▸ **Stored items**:
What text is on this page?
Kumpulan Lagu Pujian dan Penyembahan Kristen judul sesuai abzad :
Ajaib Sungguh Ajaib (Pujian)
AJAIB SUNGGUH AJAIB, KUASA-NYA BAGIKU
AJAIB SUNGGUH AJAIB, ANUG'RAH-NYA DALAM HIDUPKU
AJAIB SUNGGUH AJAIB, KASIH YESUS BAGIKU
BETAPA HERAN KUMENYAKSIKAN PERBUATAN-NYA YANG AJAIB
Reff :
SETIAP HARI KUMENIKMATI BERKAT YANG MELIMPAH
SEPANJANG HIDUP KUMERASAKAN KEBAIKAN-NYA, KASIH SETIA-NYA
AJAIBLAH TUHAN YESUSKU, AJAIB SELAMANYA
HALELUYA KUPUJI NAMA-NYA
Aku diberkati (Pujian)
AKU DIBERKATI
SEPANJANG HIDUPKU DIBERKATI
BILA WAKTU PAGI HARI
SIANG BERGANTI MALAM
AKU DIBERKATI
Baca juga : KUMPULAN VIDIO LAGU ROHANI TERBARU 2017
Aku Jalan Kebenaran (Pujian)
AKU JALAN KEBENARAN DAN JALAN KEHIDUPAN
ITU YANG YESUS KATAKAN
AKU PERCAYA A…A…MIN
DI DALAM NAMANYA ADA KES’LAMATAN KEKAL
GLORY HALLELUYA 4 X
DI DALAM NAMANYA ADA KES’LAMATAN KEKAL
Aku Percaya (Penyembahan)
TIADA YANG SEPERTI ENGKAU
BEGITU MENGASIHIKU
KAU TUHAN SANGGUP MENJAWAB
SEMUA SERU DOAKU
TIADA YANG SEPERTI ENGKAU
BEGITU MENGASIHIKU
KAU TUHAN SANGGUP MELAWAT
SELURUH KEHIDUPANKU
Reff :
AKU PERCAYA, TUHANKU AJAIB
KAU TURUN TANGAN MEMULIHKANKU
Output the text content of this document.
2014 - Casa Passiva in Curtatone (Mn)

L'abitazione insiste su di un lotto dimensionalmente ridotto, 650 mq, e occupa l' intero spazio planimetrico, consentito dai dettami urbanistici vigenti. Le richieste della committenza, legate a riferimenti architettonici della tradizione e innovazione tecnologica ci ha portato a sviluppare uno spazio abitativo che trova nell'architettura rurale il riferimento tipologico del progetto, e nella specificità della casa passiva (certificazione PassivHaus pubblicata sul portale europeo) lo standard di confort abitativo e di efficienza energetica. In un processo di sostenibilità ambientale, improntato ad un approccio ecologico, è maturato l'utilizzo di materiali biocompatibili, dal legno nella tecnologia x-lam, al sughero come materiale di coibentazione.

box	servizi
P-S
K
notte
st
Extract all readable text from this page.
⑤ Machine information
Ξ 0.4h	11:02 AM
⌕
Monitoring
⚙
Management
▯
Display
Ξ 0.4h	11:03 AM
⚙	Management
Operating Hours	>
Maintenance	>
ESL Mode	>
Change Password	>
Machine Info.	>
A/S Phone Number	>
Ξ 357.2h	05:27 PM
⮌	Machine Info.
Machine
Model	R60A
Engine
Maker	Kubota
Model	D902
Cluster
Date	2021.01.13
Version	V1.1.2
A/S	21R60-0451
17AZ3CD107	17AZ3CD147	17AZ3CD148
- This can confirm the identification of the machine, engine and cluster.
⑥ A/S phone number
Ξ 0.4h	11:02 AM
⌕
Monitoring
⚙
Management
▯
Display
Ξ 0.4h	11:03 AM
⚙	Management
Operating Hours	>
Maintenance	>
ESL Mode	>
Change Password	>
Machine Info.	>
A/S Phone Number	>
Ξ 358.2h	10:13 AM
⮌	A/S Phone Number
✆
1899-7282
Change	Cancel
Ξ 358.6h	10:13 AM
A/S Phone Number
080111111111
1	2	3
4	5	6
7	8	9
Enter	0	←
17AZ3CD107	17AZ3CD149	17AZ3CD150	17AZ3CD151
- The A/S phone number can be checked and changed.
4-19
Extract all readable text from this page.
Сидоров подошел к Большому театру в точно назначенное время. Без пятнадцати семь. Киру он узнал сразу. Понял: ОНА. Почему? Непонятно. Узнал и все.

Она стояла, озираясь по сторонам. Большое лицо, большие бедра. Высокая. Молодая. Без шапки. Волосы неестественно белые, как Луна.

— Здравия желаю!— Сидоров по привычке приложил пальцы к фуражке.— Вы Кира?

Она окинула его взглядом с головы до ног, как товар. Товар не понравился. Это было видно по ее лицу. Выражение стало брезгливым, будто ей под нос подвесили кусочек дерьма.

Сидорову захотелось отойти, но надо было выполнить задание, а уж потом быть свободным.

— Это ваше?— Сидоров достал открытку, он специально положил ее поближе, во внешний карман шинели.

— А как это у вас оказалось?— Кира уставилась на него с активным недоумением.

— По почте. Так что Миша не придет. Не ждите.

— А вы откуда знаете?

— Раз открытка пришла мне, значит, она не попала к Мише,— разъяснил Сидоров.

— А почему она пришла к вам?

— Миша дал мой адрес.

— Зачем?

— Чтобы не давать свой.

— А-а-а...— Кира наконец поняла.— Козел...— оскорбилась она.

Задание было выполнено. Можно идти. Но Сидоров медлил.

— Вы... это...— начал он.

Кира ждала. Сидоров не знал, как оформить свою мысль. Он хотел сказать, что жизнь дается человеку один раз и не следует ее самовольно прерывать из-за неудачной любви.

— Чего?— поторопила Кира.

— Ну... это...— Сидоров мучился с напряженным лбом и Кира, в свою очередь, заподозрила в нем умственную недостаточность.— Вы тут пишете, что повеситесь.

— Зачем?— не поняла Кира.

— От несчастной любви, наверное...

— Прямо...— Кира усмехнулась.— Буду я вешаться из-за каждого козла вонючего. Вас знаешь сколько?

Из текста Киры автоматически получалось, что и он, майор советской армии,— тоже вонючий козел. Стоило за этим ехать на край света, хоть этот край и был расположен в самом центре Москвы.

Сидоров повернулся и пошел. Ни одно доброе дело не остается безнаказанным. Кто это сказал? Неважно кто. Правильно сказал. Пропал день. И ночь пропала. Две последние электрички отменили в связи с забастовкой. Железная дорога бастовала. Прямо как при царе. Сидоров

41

▸ **Challenge**:
From the records above, extract each line exactly as shown.

▸ **Solution to this exercise**:
What text is on this page?
Kumpulan Lagu Pujian dan Penyembahan Kristen judul sesuai abzad :
Ajaib Sungguh Ajaib (Pujian)
AJAIB SUNGGUH AJAIB, KUASA-NYA BAGIKU
AJAIB SUNGGUH AJAIB, ANUG'RAH-NYA DALAM HIDUPKU
AJAIB SUNGGUH AJAIB, KASIH YESUS BAGIKU
BETAPA HERAN KUMENYAKSIKAN PERBUATAN-NYA YANG AJAIB
Reff :
SETIAP HARI KUMENIKMATI BERKAT YANG MELIMPAH
SEPANJANG HIDUP KUMERASAKAN KEBAIKAN-NYA, KASIH SETIA-NYA
AJAIBLAH TUHAN YESUSKU, AJAIB SELAMANYA
HALELUYA KUPUJI NAMA-NYA
Aku diberkati (Pujian)
AKU DIBERKATI
SEPANJANG HIDUPKU DIBERKATI
BILA WAKTU PAGI HARI
SIANG BERGANTI MALAM
AKU DIBERKATI
Baca juga : KUMPULAN VIDIO LAGU ROHANI TERBARU 2017
Aku Jalan Kebenaran (Pujian)
AKU JALAN KEBENARAN DAN JALAN KEHIDUPAN
ITU YANG YESUS KATAKAN
AKU PERCAYA A…A…MIN
DI DALAM NAMANYA ADA KES’LAMATAN KEKAL
GLORY HALLELUYA 4 X
DI DALAM NAMANYA ADA KES’LAMATAN KEKAL
Aku Percaya (Penyembahan)
TIADA YANG SEPERTI ENGKAU
BEGITU MENGASIHIKU
KAU TUHAN SANGGUP MENJAWAB
SEMUA SERU DOAKU
TIADA YANG SEPERTI ENGKAU
BEGITU MENGASIHIKU
KAU TUHAN SANGGUP MELAWAT
SELURUH KEHIDUPANKU
Reff :
AKU PERCAYA, TUHANKU AJAIB
KAU TURUN TANGAN MEMULIHKANKU
Output the text content of this document.
2014 - Casa Passiva in Curtatone (Mn)

L'abitazione insiste su di un lotto dimensionalmente ridotto, 650 mq, e occupa l' intero spazio planimetrico, consentito dai dettami urbanistici vigenti. Le richieste della committenza, legate a riferimenti architettonici della tradizione e innovazione tecnologica ci ha portato a sviluppare uno spazio abitativo che trova nell'architettura rurale il riferimento tipologico del progetto, e nella specificità della casa passiva (certificazione PassivHaus pubblicata sul portale europeo) lo standard di confort abitativo e di efficienza energetica. In un processo di sostenibilità ambientale, improntato ad un approccio ecologico, è maturato l'utilizzo di materiali biocompatibili, dal legno nella tecnologia x-lam, al sughero come materiale di coibentazione.

box	servizi
P-S
K
notte
st
Extract all readable text from this page.
⑤ Machine information
Ξ 0.4h	11:02 AM
⌕
Monitoring
⚙
Management
▯
Display
Ξ 0.4h	11:03 AM
⚙	Management
Operating Hours	>
Maintenance	>
ESL Mode	>
Change Password	>
Machine Info.	>
A/S Phone Number	>
Ξ 357.2h	05:27 PM
⮌	Machine Info.
Machine
Model	R60A
Engine
Maker	Kubota
Model	D902
Cluster
Date	2021.01.13
Version	V1.1.2
A/S	21R60-0451
17AZ3CD107	17AZ3CD147	17AZ3CD148
- This can confirm the identification of the machine, engine and cluster.
⑥ A/S phone number
Ξ 0.4h	11:02 AM
⌕
Monitoring
⚙
Management
▯
Display
Ξ 0.4h	11:03 AM
⚙	Management
Operating Hours	>
Maintenance	>
ESL Mode	>
Change Password	>
Machine Info.	>
A/S Phone Number	>
Ξ 358.2h	10:13 AM
⮌	A/S Phone Number
✆
1899-7282
Change	Cancel
Ξ 358.6h	10:13 AM
A/S Phone Number
080111111111
1	2	3
4	5	6
7	8	9
Enter	0	←
17AZ3CD107	17AZ3CD149	17AZ3CD150	17AZ3CD151
- The A/S phone number can be checked and changed.
4-19
Extract all readable text from this page.
Сидоров подошел к Большому театру в точно назначенное время. Без пятнадцати семь. Киру он узнал сразу. Понял: ОНА. Почему? Непонятно. Узнал и все.

Она стояла, озираясь по сторонам. Большое лицо, большие бедра. Высокая. Молодая. Без шапки. Волосы неестественно белые, как Луна.

— Здравия желаю!— Сидоров по привычке приложил пальцы к фуражке.— Вы Кира?

Она окинула его взглядом с головы до ног, как товар. Товар не понравился. Это было видно по ее лицу. Выражение стало брезгливым, будто ей под нос подвесили кусочек дерьма.

Сидорову захотелось отойти, но надо было выполнить задание, а уж потом быть свободным.

— Это ваше?— Сидоров достал открытку, он специально положил ее поближе, во внешний карман шинели.

— А как это у вас оказалось?— Кира уставилась на него с активным недоумением.

— По почте. Так что Миша не придет. Не ждите.

— А вы откуда знаете?

— Раз открытка пришла мне, значит, она не попала к Мише,— разъяснил Сидоров.

— А почему она пришла к вам?

— Миша дал мой адрес.

— Зачем?

— Чтобы не давать свой.

— А-а-а...— Кира наконец поняла.— Козел...— оскорбилась она.

Задание было выполнено. Можно идти. Но Сидоров медлил.

— Вы... это...— начал он.

Кира ждала. Сидоров не знал, как оформить свою мысль. Он хотел сказать, что жизнь дается человеку один раз и не следует ее самовольно прерывать из-за неудачной любви.

— Чего?— поторопила Кира.

— Ну... это...— Сидоров мучился с напряженным лбом и Кира, в свою очередь, заподозрила в нем умственную недостаточность.— Вы тут пишете, что повеситесь.

— Зачем?— не поняла Кира.

— От несчастной любви, наверное...

— Прямо...— Кира усмехнулась.— Буду я вешаться из-за каждого козла вонючего. Вас знаешь сколько?

Из текста Киры автоматически получалось, что и он, майор советской армии,— тоже вонючий козел. Стоило за этим ехать на край света, хоть этот край и был расположен в самом центре Москвы.

Сидоров повернулся и пошел. Ни одно доброе дело не остается безнаказанным. Кто это сказал? Неважно кто. Правильно сказал. Пропал день. И ночь пропала. Две последние электрички отменили в связи с забастовкой. Железная дорога бастовала. Прямо как при царе. Сидоров

41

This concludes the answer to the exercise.